→ **Stated exercise**: Every line holding the word "name" counts once. Give the total, nothing more.

[Collected data entries]

※

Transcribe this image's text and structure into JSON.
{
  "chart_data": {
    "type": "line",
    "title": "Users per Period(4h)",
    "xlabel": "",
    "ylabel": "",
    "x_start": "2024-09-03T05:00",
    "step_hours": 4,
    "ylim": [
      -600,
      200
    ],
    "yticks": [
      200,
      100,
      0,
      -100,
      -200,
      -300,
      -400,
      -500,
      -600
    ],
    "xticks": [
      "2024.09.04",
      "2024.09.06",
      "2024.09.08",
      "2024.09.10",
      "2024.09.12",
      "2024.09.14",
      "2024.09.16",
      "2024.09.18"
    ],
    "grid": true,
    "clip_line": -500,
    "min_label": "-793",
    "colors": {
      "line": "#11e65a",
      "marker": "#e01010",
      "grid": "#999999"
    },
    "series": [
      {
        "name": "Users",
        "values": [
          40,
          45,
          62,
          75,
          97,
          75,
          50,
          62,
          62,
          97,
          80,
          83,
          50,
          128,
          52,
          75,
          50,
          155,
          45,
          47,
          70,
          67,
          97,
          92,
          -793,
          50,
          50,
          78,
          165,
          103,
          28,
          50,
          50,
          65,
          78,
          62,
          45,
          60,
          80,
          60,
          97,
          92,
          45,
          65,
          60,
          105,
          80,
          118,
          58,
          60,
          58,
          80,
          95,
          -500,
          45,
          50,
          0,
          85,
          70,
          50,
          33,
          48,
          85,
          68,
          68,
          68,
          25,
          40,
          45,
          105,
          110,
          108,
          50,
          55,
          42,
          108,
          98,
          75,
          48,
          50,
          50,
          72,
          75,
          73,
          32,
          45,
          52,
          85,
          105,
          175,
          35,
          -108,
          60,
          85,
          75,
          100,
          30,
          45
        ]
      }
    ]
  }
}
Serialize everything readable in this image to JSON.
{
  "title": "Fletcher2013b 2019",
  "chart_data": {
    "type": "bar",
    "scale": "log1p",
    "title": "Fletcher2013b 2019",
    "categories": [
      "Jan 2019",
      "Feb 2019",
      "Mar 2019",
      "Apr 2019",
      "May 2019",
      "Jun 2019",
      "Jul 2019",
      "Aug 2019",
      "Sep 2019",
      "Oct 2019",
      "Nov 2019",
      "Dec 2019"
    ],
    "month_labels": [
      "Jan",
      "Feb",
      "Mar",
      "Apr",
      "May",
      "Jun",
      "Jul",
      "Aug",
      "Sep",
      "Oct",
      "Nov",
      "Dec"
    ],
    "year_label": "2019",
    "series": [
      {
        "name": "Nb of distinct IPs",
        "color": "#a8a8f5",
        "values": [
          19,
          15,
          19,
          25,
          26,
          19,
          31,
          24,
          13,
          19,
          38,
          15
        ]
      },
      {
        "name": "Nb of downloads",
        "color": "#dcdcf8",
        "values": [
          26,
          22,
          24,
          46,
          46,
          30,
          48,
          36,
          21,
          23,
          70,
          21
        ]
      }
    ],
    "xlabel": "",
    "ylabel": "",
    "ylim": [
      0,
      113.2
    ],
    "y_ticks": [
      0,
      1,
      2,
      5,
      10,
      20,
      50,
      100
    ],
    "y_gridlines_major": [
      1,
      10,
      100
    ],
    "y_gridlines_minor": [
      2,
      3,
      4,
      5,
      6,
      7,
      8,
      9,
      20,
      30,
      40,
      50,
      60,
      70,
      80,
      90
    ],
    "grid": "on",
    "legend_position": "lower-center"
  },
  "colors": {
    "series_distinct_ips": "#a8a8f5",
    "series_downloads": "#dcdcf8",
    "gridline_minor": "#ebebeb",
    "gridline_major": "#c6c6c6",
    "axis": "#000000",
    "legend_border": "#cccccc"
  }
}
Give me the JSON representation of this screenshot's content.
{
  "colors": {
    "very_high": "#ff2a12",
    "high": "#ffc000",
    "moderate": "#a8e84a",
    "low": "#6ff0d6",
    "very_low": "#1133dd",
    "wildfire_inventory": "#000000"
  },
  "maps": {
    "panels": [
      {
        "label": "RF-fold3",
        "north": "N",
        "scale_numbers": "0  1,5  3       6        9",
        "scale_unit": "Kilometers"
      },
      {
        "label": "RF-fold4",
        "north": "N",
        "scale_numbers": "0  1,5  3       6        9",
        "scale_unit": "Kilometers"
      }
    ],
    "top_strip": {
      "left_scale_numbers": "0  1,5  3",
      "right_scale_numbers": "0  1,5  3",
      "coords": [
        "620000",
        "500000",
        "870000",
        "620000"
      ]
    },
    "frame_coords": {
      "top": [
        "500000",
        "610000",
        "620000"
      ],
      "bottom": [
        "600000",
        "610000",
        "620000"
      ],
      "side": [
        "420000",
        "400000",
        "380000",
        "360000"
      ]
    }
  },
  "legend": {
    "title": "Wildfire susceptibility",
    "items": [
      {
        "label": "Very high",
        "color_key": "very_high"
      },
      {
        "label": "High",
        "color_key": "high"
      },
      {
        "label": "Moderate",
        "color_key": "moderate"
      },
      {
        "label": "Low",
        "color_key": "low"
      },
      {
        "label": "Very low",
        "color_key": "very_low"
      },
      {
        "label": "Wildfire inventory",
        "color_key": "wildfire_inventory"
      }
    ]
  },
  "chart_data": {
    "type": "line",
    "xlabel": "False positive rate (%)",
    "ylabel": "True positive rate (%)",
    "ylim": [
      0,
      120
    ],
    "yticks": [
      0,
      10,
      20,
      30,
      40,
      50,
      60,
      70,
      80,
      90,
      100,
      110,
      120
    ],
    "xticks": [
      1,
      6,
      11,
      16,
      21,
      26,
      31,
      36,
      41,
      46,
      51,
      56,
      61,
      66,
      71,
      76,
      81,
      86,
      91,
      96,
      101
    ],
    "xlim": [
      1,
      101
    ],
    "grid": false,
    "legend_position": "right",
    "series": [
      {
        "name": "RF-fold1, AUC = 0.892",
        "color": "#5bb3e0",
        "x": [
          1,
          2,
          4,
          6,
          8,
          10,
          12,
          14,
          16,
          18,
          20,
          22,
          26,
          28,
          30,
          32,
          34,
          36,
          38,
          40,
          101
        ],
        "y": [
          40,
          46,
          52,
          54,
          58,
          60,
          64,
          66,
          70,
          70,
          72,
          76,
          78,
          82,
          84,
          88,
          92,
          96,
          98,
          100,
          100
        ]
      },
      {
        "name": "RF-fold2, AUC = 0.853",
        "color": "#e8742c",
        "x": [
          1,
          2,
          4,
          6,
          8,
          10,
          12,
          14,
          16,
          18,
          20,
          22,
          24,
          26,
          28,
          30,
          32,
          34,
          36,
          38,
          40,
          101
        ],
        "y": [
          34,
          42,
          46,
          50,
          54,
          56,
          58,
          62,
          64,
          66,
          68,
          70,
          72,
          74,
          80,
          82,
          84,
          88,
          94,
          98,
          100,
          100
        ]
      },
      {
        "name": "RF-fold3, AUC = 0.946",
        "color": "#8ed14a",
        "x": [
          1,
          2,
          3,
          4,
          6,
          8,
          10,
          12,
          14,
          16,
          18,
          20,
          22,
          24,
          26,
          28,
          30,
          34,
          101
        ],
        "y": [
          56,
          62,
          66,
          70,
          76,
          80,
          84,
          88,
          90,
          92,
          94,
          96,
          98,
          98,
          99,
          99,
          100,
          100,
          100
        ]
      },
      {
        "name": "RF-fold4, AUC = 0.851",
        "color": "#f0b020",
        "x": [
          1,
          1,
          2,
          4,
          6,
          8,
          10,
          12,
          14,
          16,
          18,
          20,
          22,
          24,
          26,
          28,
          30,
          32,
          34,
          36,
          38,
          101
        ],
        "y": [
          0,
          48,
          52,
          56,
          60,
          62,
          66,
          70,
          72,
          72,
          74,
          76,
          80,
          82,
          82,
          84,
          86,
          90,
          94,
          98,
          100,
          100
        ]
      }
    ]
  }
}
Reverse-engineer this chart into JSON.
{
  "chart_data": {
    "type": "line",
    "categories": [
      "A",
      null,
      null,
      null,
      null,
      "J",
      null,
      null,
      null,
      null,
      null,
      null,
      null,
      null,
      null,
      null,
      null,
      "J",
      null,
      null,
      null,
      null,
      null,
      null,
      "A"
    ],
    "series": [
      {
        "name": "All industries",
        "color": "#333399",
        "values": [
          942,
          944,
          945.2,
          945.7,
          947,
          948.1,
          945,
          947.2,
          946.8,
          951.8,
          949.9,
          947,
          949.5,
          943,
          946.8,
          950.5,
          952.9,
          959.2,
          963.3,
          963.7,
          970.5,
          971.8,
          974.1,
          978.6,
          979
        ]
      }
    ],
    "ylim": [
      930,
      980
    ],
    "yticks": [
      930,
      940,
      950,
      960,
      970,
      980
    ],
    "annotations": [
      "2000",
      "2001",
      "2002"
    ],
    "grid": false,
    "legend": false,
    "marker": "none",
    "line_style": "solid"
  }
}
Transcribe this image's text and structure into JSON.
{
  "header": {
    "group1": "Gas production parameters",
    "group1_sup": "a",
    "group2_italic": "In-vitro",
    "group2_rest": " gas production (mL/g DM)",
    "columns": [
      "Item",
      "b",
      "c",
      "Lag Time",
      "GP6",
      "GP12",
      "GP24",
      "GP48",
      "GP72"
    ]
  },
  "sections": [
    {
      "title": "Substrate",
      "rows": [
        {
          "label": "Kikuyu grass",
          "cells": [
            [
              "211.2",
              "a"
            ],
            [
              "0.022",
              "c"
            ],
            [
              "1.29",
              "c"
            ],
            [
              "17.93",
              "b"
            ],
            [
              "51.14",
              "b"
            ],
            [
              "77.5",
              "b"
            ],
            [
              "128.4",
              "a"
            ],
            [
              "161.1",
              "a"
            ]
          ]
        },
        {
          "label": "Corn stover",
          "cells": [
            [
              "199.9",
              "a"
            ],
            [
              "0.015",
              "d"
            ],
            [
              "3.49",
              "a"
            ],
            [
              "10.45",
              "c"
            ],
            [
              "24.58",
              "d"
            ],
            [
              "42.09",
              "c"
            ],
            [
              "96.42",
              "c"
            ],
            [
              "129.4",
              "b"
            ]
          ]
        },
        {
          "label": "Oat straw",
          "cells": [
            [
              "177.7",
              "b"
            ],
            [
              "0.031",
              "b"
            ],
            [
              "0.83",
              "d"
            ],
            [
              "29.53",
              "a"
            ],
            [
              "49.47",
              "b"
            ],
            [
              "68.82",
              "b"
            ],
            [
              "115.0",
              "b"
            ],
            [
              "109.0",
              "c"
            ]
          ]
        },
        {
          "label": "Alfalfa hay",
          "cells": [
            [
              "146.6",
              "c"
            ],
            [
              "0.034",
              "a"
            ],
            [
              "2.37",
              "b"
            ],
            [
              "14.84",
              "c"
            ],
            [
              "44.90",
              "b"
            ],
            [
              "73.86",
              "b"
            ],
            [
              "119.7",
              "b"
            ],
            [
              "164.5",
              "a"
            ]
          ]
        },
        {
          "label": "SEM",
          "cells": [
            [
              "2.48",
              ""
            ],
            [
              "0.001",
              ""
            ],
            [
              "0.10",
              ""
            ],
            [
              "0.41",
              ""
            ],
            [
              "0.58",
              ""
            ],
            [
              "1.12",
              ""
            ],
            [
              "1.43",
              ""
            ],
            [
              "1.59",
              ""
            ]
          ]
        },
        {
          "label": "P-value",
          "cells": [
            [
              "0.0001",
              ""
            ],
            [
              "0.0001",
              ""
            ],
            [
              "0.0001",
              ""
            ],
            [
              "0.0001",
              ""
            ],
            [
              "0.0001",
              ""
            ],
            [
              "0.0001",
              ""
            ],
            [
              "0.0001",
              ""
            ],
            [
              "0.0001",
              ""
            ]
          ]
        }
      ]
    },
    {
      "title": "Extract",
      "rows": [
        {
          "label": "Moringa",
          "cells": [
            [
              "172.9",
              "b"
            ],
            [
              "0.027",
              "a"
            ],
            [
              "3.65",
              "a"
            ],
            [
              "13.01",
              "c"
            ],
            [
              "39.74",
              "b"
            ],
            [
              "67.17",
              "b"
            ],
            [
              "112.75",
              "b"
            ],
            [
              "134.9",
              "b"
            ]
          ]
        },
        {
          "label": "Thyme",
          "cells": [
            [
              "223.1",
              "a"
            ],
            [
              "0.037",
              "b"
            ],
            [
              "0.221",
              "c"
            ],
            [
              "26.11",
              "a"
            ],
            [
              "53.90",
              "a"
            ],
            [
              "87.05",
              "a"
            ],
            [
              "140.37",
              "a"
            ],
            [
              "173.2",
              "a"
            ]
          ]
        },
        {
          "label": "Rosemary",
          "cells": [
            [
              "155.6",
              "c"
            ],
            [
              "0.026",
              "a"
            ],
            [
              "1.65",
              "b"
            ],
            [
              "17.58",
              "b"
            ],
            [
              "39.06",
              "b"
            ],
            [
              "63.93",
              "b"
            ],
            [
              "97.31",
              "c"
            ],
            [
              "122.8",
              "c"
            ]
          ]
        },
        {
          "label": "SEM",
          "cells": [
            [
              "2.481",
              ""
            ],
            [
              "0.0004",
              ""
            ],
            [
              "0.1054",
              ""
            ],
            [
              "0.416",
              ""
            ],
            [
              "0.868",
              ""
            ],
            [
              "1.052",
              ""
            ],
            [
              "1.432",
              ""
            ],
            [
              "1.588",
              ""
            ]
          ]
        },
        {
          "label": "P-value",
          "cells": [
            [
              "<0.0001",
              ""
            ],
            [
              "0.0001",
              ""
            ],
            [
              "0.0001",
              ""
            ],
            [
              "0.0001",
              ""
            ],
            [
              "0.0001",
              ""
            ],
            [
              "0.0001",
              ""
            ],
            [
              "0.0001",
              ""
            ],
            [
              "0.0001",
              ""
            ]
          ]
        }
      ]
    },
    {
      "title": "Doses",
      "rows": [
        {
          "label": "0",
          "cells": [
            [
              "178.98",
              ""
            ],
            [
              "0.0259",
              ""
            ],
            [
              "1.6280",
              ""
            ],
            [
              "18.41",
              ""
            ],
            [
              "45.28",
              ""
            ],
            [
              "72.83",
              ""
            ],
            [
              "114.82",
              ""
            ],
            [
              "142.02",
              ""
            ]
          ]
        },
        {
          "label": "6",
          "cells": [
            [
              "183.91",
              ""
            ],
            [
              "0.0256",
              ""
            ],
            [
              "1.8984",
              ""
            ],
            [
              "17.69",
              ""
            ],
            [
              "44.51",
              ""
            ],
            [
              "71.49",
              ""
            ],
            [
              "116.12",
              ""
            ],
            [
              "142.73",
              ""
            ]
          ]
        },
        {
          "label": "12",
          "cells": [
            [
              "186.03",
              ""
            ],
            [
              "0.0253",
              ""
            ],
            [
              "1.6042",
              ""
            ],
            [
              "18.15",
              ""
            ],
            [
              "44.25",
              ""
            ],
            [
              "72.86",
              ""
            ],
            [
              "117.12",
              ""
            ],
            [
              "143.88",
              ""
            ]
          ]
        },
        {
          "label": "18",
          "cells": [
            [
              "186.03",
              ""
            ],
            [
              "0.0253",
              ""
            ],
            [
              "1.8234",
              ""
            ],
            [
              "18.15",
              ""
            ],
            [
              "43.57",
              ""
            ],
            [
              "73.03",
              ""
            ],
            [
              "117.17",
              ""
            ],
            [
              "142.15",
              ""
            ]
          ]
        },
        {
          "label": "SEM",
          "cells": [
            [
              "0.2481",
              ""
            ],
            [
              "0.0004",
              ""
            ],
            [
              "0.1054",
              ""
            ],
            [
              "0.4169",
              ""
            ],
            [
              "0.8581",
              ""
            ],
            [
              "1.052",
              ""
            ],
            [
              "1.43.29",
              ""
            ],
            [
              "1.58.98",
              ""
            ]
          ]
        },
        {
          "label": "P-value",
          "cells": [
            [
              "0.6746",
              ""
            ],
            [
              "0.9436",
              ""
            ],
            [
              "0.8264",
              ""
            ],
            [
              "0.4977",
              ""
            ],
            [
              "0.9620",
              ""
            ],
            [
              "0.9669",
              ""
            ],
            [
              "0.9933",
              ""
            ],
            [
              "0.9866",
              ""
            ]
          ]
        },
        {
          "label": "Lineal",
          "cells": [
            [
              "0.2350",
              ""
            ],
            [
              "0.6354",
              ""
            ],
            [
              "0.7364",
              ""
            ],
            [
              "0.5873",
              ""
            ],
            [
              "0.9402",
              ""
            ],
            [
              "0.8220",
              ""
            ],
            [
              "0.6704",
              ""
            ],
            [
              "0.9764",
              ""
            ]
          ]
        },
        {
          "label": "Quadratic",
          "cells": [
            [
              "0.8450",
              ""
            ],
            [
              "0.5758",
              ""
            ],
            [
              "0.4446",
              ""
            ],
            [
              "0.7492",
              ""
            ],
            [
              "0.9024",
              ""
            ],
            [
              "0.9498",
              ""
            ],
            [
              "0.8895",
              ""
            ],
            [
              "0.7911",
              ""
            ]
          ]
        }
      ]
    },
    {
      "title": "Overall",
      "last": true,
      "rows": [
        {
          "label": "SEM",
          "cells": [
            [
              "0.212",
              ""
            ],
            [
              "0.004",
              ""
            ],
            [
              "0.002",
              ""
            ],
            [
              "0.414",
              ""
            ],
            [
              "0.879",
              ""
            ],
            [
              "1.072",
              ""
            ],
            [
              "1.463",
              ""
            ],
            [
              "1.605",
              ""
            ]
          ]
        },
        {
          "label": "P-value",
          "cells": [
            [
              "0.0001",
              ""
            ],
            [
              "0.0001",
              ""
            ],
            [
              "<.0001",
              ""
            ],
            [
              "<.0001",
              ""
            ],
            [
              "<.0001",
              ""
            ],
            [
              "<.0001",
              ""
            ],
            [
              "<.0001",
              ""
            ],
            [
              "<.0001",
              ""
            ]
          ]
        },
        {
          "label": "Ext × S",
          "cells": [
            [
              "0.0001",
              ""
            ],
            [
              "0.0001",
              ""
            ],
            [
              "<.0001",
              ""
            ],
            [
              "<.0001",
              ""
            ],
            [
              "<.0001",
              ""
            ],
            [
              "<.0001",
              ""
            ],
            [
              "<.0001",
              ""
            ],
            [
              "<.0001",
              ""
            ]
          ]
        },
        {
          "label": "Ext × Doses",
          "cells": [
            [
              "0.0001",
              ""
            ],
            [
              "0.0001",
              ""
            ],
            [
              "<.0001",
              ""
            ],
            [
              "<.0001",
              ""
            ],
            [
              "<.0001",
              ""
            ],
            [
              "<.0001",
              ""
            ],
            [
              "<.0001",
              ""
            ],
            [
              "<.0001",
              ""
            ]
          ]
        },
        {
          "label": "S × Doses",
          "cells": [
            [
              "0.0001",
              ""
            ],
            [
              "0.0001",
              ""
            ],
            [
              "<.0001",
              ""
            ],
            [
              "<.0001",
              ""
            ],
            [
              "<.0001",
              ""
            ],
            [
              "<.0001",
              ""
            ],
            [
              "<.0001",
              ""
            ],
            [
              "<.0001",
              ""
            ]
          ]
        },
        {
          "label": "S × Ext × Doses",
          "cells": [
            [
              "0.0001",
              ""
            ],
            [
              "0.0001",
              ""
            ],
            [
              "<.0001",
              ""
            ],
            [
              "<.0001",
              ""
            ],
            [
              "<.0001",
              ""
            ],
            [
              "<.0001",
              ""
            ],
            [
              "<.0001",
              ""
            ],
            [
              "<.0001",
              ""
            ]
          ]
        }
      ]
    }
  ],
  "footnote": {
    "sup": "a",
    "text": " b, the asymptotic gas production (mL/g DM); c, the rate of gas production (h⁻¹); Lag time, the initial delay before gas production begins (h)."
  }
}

※

→ **Correct response**: 8